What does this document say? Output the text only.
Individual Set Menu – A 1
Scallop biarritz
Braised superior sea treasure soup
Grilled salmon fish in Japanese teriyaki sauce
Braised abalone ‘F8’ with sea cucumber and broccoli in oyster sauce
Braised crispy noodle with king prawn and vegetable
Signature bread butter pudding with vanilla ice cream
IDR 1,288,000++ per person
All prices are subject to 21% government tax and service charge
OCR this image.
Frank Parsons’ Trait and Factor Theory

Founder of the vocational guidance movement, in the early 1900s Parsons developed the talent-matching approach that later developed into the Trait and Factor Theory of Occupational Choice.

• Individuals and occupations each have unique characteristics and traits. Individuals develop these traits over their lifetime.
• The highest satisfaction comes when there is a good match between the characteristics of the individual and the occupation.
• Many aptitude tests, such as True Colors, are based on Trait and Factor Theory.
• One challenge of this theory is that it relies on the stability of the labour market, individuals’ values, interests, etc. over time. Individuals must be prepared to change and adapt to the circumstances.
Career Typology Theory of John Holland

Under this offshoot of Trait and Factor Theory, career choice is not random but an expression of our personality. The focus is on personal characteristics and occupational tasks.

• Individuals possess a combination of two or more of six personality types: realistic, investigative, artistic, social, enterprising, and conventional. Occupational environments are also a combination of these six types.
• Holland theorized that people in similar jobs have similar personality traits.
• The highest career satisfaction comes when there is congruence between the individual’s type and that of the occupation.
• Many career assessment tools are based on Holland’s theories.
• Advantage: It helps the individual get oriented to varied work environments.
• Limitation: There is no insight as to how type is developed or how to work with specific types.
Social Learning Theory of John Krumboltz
···
- _PROBLEM REQUIREMENTS_:
Set out every line from the material that contains the string "comes".

- _FINAL RESULT_:
• The highest satisfaction comes when there is a good match between the characteristics of the individual and the occupation.
• The highest career satisfaction comes when there is congruence between the individual’s type and that of the occupation.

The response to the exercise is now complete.